(SHORT PROBLEM)
Extract the complete data exactly as given.

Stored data

++++++

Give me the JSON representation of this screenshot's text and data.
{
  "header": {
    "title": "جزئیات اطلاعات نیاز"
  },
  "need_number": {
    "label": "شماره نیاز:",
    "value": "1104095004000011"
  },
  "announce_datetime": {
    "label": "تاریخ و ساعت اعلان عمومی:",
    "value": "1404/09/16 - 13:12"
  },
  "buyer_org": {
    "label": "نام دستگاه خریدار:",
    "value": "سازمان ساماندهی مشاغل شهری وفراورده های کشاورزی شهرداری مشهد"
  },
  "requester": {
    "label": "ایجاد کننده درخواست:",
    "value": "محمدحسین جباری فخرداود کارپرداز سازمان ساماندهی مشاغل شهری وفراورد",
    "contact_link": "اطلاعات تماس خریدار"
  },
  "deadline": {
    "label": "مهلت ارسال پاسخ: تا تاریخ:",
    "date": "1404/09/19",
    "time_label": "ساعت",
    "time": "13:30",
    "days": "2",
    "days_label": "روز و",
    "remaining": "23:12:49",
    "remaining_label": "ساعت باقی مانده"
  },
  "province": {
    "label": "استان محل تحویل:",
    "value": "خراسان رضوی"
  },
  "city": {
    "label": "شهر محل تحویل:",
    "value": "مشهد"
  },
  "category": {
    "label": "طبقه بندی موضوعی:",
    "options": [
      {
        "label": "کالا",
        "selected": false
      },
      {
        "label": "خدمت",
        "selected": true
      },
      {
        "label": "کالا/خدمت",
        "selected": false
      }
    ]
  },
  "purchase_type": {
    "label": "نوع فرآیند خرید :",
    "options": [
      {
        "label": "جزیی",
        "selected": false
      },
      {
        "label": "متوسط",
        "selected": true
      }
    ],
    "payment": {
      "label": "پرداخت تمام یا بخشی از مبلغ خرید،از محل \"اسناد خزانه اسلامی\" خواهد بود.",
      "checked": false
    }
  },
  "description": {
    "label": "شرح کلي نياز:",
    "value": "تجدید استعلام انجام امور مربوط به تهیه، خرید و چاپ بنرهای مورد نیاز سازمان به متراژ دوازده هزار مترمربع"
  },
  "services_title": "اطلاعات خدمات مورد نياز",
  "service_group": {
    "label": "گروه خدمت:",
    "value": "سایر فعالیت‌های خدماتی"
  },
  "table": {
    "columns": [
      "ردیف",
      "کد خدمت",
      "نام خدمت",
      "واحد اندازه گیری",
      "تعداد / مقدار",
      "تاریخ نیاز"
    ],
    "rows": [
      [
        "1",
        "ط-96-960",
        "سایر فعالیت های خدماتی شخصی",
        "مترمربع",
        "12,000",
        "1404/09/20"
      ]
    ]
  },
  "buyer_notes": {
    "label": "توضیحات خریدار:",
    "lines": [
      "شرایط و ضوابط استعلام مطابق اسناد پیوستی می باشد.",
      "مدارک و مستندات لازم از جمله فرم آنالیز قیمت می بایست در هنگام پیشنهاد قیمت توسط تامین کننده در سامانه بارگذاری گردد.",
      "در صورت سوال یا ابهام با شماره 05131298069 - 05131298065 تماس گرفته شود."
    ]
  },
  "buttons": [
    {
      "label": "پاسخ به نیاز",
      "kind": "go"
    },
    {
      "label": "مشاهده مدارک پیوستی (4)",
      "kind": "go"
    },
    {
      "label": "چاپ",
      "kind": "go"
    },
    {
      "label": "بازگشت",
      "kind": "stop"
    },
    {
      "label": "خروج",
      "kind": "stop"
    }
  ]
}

++++++

(FINAL RESULT)
Give me the JSON representation of this screenshot's text and data.
{
  "header": {
    "title": "جزئیات اطلاعات نیاز"
  },
  "need_number": {
    "label": "شماره نیاز:",
    "value": "1104095004000011"
  },
  "announce_datetime": {
    "label": "تاریخ و ساعت اعلان عمومی:",
    "value": "1404/09/16 - 13:12"
  },
  "buyer_org": {
    "label": "نام دستگاه خریدار:",
    "value": "سازمان ساماندهی مشاغل شهری وفراورده های کشاورزی شهرداری مشهد"
  },
  "requester": {
    "label": "ایجاد کننده درخواست:",
    "value": "محمدحسین جباری فخرداود کارپرداز سازمان ساماندهی مشاغل شهری وفراورد",
    "contact_link": "اطلاعات تماس خریدار"
  },
  "deadline": {
    "label": "مهلت ارسال پاسخ: تا تاریخ:",
    "date": "1404/09/19",
    "time_label": "ساعت",
    "time": "13:30",
    "days": "2",
    "days_label": "روز و",
    "remaining": "23:12:49",
    "remaining_label": "ساعت باقی مانده"
  },
  "province": {
    "label": "استان محل تحویل:",
    "value": "خراسان رضوی"
  },
  "city": {
    "label": "شهر محل تحویل:",
    "value": "مشهد"
  },
  "category": {
    "label": "طبقه بندی موضوعی:",
    "options": [
      {
        "label": "کالا",
        "selected": false
      },
      {
        "label": "خدمت",
        "selected": true
      },
      {
        "label": "کالا/خدمت",
        "selected": false
      }
    ]
  },
  "purchase_type": {
    "label": "نوع فرآیند خرید :",
    "options": [
      {
        "label": "جزیی",
        "selected": false
      },
      {
        "label": "متوسط",
        "selected": true
      }
    ],
    "payment": {
      "label": "پرداخت تمام یا بخشی از مبلغ خرید،از محل \"اسناد خزانه اسلامی\" خواهد بود.",
      "checked": false
    }
  },
  "description": {
    "label": "شرح کلي نياز:",
    "value": "تجدید استعلام انجام امور مربوط به تهیه، خرید و چاپ بنرهای مورد نیاز سازمان به متراژ دوازده هزار مترمربع"
  },
  "services_title": "اطلاعات خدمات مورد نياز",
  "service_group": {
    "label": "گروه خدمت:",
    "value": "سایر فعالیت‌های خدماتی"
  },
  "table": {
    "columns": [
      "ردیف",
      "کد خدمت",
      "نام خدمت",
      "واحد اندازه گیری",
      "تعداد / مقدار",
      "تاریخ نیاز"
    ],
    "rows": [
      [
        "1",
        "ط-96-960",
        "سایر فعالیت های خدماتی شخصی",
        "مترمربع",
        "12,000",
        "1404/09/20"
      ]
    ]
  },
  "buyer_notes": {
    "label": "توضیحات خریدار:",
    "lines": [
      "شرایط و ضوابط استعلام مطابق اسناد پیوستی می باشد.",
      "مدارک و مستندات لازم از جمله فرم آنالیز قیمت می بایست در هنگام پیشنهاد قیمت توسط تامین کننده در سامانه بارگذاری گردد.",
      "در صورت سوال یا ابهام با شماره 05131298069 - 05131298065 تماس گرفته شود."
    ]
  },
  "buttons": [
    {
      "label": "پاسخ به نیاز",
      "kind": "go"
    },
    {
      "label": "مشاهده مدارک پیوستی (4)",
      "kind": "go"
    },
    {
      "label": "چاپ",
      "kind": "go"
    },
    {
      "label": "بازگشت",
      "kind": "stop"
    },
    {
      "label": "خروج",
      "kind": "stop"
    }
  ]
}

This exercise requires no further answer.